==== Data to use

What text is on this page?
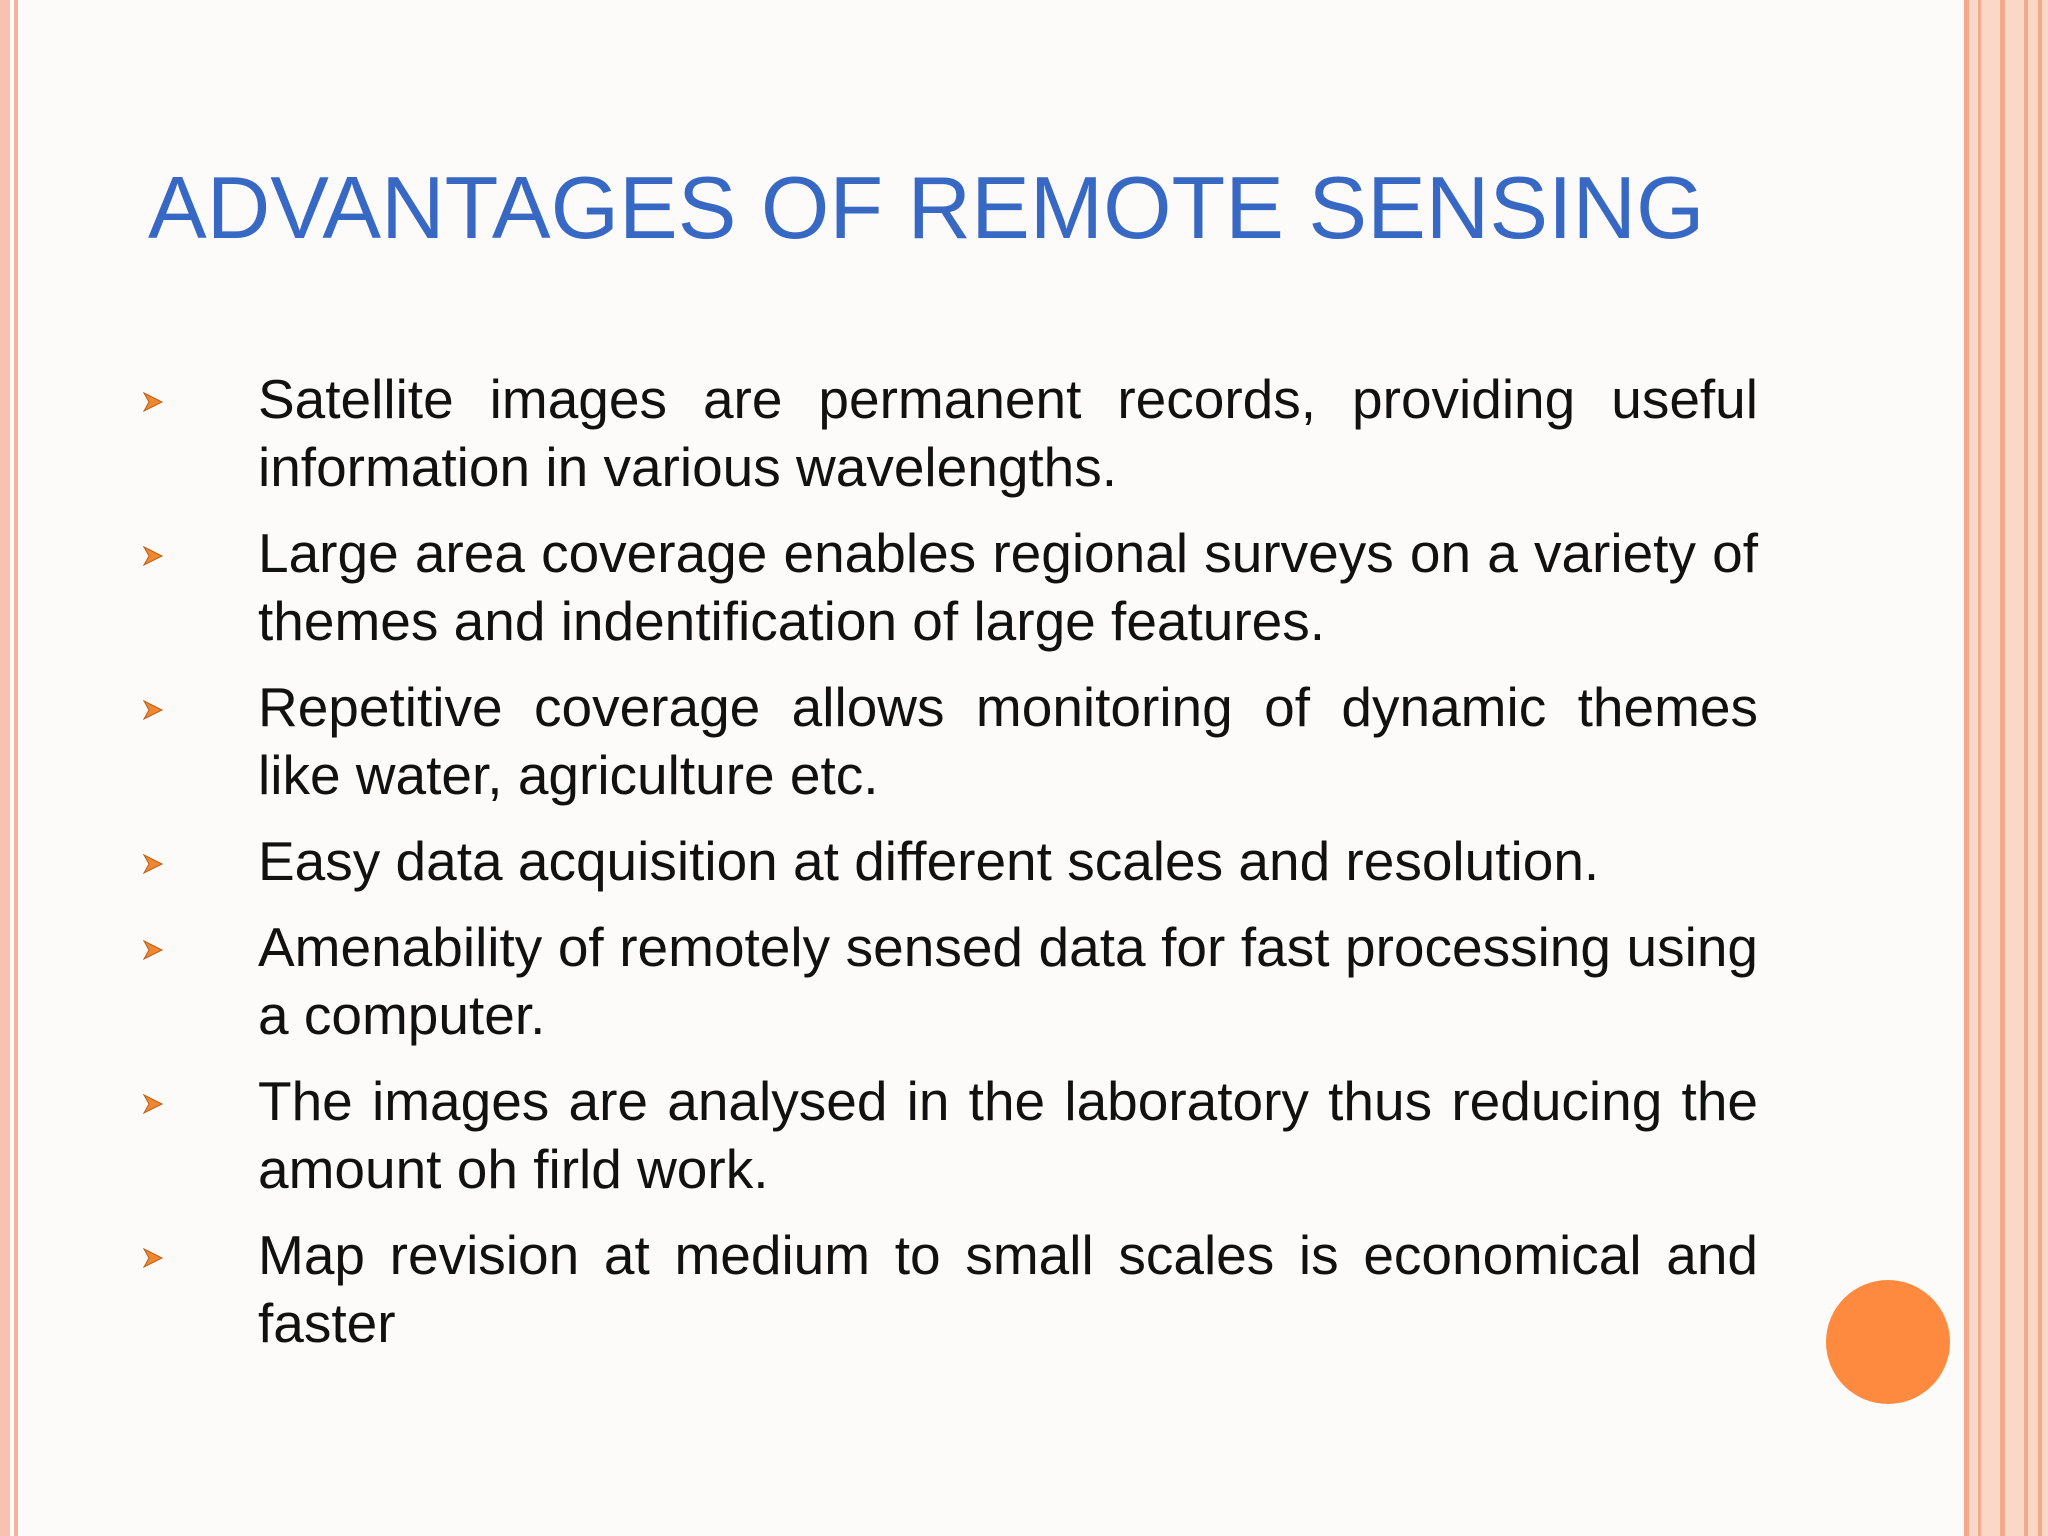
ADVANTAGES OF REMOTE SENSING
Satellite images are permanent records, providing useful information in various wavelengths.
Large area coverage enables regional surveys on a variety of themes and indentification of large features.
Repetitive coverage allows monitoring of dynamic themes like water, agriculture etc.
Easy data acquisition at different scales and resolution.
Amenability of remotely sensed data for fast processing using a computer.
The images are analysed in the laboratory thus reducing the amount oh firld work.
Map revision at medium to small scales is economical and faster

========
==== Data to use

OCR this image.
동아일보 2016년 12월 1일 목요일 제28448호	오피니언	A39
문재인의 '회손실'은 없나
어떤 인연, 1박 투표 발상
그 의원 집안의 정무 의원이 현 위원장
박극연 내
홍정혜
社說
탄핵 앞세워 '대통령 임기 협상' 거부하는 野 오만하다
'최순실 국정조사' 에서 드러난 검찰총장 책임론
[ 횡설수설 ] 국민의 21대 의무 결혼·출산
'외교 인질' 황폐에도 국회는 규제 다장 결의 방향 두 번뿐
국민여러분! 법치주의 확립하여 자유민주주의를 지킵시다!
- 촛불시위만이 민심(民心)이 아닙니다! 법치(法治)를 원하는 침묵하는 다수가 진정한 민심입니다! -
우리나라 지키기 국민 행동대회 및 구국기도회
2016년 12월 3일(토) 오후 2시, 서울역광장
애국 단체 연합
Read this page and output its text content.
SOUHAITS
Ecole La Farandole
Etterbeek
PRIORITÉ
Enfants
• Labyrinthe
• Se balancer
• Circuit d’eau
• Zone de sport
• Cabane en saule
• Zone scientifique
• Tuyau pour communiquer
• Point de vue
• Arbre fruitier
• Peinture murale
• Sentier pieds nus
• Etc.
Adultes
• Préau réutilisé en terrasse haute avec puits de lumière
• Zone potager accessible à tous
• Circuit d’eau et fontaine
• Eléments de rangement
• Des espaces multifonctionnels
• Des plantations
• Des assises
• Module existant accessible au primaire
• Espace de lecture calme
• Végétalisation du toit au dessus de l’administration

========

== Exercise ==
Find the string "themes" in the listing and return every line that holds it.

== Problem solution ==
Large area coverage enables regional surveys on a variety of themes and indentification of large features.
Repetitive coverage allows monitoring of dynamic themes like water, agriculture etc.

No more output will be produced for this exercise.